## Data shown
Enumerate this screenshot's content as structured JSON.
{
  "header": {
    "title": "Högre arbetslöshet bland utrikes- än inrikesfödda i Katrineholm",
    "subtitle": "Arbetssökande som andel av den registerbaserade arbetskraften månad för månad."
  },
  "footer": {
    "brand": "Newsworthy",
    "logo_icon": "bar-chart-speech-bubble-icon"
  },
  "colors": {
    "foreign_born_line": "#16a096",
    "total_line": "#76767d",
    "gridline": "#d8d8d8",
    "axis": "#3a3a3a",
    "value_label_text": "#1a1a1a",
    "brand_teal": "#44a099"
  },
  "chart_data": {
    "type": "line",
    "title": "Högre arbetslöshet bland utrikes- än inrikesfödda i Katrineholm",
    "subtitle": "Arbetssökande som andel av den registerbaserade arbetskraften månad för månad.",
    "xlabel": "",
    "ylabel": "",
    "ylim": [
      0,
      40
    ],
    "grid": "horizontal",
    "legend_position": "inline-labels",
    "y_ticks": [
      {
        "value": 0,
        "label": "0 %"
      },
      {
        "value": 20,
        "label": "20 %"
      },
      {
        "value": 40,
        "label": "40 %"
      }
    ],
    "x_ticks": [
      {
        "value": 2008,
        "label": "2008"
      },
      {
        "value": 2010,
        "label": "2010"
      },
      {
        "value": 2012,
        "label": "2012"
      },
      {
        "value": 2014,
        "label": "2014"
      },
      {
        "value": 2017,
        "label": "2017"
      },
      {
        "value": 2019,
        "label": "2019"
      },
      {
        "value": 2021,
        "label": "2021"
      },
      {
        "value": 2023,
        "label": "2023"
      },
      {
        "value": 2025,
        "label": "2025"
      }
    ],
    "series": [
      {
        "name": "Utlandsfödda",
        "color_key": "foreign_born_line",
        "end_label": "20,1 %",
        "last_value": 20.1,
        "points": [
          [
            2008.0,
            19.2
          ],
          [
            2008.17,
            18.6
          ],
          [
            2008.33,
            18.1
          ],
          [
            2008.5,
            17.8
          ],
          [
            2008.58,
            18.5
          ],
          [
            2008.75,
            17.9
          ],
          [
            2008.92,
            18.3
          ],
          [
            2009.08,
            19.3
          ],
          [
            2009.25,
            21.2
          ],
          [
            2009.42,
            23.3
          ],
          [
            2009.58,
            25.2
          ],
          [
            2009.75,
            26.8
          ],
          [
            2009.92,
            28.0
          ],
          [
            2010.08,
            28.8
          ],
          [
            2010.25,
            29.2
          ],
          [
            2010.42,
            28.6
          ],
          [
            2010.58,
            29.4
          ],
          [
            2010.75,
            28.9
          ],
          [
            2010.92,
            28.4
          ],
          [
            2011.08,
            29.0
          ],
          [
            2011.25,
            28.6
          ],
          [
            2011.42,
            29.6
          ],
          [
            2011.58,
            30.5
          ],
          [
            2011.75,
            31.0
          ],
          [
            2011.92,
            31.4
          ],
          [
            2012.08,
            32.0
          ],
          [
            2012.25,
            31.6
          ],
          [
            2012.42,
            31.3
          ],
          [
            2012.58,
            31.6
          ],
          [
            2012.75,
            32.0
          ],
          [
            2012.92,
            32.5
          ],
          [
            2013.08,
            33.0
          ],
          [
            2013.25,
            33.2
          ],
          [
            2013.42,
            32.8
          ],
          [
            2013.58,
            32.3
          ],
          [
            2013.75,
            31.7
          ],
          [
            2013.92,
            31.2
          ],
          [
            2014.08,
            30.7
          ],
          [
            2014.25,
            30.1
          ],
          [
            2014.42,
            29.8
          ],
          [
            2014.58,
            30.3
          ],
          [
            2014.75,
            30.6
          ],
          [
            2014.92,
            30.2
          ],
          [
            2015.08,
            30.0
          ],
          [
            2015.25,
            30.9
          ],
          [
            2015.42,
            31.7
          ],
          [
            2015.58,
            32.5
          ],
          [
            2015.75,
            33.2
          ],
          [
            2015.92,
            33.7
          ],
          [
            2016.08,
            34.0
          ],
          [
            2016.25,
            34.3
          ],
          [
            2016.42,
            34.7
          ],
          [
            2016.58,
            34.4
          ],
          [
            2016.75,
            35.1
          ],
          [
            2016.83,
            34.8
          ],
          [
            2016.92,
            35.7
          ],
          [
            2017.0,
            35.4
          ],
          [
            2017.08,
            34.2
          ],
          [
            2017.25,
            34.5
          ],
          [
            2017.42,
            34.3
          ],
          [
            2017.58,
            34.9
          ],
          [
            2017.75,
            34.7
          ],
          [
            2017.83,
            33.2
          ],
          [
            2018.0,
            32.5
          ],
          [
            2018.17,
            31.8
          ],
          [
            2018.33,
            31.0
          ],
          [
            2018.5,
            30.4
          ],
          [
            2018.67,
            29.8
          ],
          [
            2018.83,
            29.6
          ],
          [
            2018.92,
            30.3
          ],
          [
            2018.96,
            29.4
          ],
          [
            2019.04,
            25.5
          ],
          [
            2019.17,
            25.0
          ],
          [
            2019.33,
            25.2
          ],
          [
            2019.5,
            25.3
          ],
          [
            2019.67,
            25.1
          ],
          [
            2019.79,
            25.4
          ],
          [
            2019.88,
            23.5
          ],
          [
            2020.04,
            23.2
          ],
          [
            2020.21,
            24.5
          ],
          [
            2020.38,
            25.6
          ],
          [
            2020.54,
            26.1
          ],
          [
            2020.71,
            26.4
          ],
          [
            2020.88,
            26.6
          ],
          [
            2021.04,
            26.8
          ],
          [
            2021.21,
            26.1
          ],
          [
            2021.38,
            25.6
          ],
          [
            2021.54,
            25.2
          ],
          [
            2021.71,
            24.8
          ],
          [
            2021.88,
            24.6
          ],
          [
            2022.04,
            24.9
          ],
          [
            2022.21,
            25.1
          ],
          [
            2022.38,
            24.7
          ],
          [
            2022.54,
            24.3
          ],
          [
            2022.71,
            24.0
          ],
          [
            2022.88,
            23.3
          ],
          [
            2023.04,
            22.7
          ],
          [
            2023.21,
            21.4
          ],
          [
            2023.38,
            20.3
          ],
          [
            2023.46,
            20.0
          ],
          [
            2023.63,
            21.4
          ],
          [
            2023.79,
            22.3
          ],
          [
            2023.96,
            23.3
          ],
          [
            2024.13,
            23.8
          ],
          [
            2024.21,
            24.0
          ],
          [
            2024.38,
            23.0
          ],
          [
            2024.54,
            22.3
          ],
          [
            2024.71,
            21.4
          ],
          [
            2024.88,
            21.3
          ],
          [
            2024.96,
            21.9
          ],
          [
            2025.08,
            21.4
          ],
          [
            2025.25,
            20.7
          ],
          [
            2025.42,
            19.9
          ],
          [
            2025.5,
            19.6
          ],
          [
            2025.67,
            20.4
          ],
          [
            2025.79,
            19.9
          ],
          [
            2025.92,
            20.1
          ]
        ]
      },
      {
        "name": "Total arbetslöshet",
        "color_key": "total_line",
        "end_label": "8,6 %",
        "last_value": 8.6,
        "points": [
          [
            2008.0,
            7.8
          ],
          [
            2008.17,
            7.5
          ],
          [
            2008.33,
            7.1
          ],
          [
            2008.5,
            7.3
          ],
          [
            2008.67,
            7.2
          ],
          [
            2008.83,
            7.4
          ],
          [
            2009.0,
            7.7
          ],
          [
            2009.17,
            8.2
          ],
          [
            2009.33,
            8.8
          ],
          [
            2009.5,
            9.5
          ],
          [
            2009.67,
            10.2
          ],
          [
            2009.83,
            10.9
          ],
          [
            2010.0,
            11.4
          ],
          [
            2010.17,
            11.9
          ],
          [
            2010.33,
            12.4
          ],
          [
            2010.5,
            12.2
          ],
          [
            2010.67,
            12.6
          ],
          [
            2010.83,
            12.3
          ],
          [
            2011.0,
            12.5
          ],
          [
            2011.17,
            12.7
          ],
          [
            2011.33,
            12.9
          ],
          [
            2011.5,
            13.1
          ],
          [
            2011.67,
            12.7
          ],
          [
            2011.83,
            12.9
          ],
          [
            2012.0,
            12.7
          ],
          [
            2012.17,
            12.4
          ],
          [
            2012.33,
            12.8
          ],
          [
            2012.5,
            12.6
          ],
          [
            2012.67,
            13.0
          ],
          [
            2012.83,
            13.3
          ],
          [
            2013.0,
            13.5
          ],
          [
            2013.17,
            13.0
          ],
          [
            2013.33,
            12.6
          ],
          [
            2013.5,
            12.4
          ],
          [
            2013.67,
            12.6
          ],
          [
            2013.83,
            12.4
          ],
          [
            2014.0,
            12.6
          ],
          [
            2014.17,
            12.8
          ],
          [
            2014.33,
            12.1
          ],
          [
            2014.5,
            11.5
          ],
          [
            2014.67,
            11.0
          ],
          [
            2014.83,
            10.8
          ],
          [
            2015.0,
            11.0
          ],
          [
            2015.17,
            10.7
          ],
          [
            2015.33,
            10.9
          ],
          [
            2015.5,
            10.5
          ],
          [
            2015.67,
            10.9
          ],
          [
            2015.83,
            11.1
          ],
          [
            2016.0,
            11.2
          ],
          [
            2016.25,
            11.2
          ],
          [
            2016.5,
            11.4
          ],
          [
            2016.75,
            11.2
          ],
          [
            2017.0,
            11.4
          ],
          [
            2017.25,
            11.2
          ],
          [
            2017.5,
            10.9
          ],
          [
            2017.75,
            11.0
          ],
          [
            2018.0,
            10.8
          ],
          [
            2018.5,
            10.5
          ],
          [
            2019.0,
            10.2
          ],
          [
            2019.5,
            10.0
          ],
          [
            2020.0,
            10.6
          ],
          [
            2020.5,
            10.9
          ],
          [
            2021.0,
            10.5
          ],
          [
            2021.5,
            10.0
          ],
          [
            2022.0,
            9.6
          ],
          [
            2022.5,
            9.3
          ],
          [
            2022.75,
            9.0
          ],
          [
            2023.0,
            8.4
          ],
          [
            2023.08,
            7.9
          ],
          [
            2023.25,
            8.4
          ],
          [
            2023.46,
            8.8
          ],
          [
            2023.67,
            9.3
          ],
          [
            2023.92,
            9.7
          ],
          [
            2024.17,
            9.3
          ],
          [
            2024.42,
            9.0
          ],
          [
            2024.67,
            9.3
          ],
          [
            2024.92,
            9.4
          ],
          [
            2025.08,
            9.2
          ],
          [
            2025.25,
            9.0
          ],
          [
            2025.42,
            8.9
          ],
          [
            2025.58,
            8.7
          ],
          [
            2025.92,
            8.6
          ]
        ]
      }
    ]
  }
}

## Problem requirements
Scan the material above for the word "arbetskraften". Copy each line where it occurs.

## Task response
    "subtitle": "Arbetssökande som andel av den registerbaserade arbetskraften månad för månad."
    "subtitle": "Arbetssökande som andel av den registerbaserade arbetskraften månad för månad.",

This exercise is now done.